Exercise instructions:
Repeat the data below exactly, dropping any pictures it holds.

───── Stored rows ─────

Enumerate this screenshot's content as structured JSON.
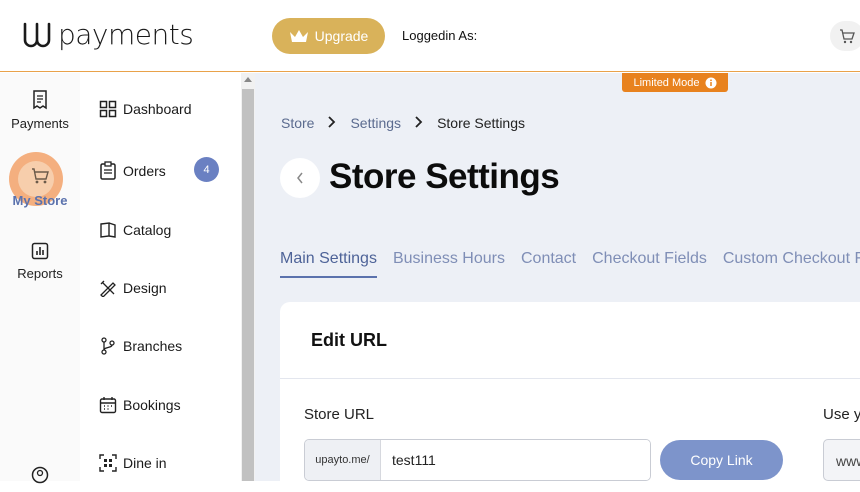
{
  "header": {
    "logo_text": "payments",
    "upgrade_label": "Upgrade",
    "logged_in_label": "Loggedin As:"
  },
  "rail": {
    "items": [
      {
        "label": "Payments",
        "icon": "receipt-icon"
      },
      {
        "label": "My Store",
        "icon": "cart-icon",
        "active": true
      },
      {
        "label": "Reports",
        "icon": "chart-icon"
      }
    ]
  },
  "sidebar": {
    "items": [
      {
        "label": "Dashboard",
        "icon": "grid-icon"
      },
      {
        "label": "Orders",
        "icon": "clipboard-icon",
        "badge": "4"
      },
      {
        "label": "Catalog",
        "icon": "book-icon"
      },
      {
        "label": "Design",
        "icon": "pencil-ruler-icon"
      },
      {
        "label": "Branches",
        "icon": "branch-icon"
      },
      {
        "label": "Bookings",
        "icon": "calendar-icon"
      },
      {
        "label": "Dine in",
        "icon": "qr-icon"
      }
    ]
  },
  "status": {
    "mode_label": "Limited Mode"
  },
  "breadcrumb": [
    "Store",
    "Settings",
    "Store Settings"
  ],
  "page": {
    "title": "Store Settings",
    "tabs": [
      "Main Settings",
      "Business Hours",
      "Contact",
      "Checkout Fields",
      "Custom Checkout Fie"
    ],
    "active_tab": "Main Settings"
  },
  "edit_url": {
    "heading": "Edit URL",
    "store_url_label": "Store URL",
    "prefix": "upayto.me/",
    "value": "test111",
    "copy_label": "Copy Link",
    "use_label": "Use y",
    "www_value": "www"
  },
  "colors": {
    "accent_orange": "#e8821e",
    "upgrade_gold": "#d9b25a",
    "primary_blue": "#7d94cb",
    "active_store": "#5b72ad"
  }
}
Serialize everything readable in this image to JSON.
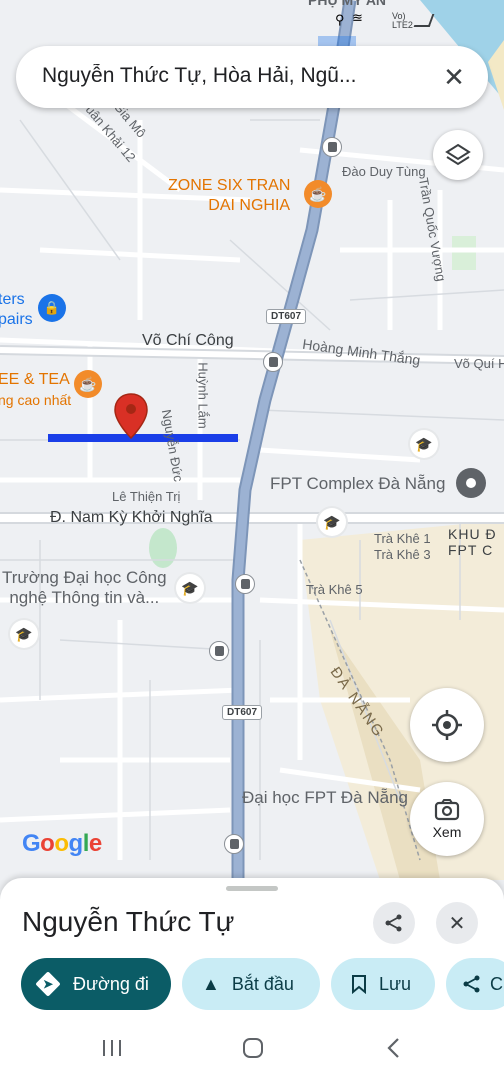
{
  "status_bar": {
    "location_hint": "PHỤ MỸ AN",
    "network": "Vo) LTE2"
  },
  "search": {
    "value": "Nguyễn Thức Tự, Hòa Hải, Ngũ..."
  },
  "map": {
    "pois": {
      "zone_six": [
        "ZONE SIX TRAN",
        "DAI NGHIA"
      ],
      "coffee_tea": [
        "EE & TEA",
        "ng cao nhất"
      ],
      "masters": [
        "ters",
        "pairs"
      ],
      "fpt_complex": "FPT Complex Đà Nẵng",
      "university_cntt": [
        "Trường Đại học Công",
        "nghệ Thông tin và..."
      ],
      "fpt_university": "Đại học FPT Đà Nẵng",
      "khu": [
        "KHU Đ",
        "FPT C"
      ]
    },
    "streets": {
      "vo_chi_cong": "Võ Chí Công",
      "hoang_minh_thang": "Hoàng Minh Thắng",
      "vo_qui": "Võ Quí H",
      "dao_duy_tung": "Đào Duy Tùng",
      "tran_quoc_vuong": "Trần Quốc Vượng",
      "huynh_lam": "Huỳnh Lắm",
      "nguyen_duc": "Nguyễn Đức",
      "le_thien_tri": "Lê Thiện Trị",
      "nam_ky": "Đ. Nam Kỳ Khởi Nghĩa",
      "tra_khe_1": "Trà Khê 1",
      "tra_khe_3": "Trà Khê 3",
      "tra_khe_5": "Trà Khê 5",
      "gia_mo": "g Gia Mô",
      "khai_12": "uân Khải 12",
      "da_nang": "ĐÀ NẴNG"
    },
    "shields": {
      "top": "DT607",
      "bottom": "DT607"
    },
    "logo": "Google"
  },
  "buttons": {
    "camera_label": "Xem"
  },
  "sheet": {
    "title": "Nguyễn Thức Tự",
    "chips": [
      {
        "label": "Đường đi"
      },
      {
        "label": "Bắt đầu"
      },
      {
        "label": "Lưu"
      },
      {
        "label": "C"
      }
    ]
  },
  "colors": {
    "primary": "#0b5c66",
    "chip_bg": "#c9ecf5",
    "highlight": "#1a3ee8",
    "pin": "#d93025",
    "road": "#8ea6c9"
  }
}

─────

Response to the exercise:
Enumerate this screenshot's content as structured JSON.
{
  "header": {
    "logo_text": "payments",
    "upgrade_label": "Upgrade",
    "logged_in_label": "Loggedin As:"
  },
  "rail": {
    "items": [
      {
        "label": "Payments",
        "icon": "receipt-icon"
      },
      {
        "label": "My Store",
        "icon": "cart-icon",
        "active": true
      },
      {
        "label": "Reports",
        "icon": "chart-icon"
      }
    ]
  },
  "sidebar": {
    "items": [
      {
        "label": "Dashboard",
        "icon": "grid-icon"
      },
      {
        "label": "Orders",
        "icon": "clipboard-icon",
        "badge": "4"
      },
      {
        "label": "Catalog",
        "icon": "book-icon"
      },
      {
        "label": "Design",
        "icon": "pencil-ruler-icon"
      },
      {
        "label": "Branches",
        "icon": "branch-icon"
      },
      {
        "label": "Bookings",
        "icon": "calendar-icon"
      },
      {
        "label": "Dine in",
        "icon": "qr-icon"
      }
    ]
  },
  "status": {
    "mode_label": "Limited Mode"
  },
  "breadcrumb": [
    "Store",
    "Settings",
    "Store Settings"
  ],
  "page": {
    "title": "Store Settings",
    "tabs": [
      "Main Settings",
      "Business Hours",
      "Contact",
      "Checkout Fields",
      "Custom Checkout Fie"
    ],
    "active_tab": "Main Settings"
  },
  "edit_url": {
    "heading": "Edit URL",
    "store_url_label": "Store URL",
    "prefix": "upayto.me/",
    "value": "test111",
    "copy_label": "Copy Link",
    "use_label": "Use y",
    "www_value": "www"
  },
  "colors": {
    "accent_orange": "#e8821e",
    "upgrade_gold": "#d9b25a",
    "primary_blue": "#7d94cb",
    "active_store": "#5b72ad"
  }
}
Serialize everything readable in this image to JSON.
{
  "status_bar": {
    "location_hint": "PHỤ MỸ AN",
    "network": "Vo) LTE2"
  },
  "search": {
    "value": "Nguyễn Thức Tự, Hòa Hải, Ngũ..."
  },
  "map": {
    "pois": {
      "zone_six": [
        "ZONE SIX TRAN",
        "DAI NGHIA"
      ],
      "coffee_tea": [
        "EE & TEA",
        "ng cao nhất"
      ],
      "masters": [
        "ters",
        "pairs"
      ],
      "fpt_complex": "FPT Complex Đà Nẵng",
      "university_cntt": [
        "Trường Đại học Công",
        "nghệ Thông tin và..."
      ],
      "fpt_university": "Đại học FPT Đà Nẵng",
      "khu": [
        "KHU Đ",
        "FPT C"
      ]
    },
    "streets": {
      "vo_chi_cong": "Võ Chí Công",
      "hoang_minh_thang": "Hoàng Minh Thắng",
      "vo_qui": "Võ Quí H",
      "dao_duy_tung": "Đào Duy Tùng",
      "tran_quoc_vuong": "Trần Quốc Vượng",
      "huynh_lam": "Huỳnh Lắm",
      "nguyen_duc": "Nguyễn Đức",
      "le_thien_tri": "Lê Thiện Trị",
      "nam_ky": "Đ. Nam Kỳ Khởi Nghĩa",
      "tra_khe_1": "Trà Khê 1",
      "tra_khe_3": "Trà Khê 3",
      "tra_khe_5": "Trà Khê 5",
      "gia_mo": "g Gia Mô",
      "khai_12": "uân Khải 12",
      "da_nang": "ĐÀ NẴNG"
    },
    "shields": {
      "top": "DT607",
      "bottom": "DT607"
    },
    "logo": "Google"
  },
  "buttons": {
    "camera_label": "Xem"
  },
  "sheet": {
    "title": "Nguyễn Thức Tự",
    "chips": [
      {
        "label": "Đường đi"
      },
      {
        "label": "Bắt đầu"
      },
      {
        "label": "Lưu"
      },
      {
        "label": "C"
      }
    ]
  },
  "colors": {
    "primary": "#0b5c66",
    "chip_bg": "#c9ecf5",
    "highlight": "#1a3ee8",
    "pin": "#d93025",
    "road": "#8ea6c9"
  }
}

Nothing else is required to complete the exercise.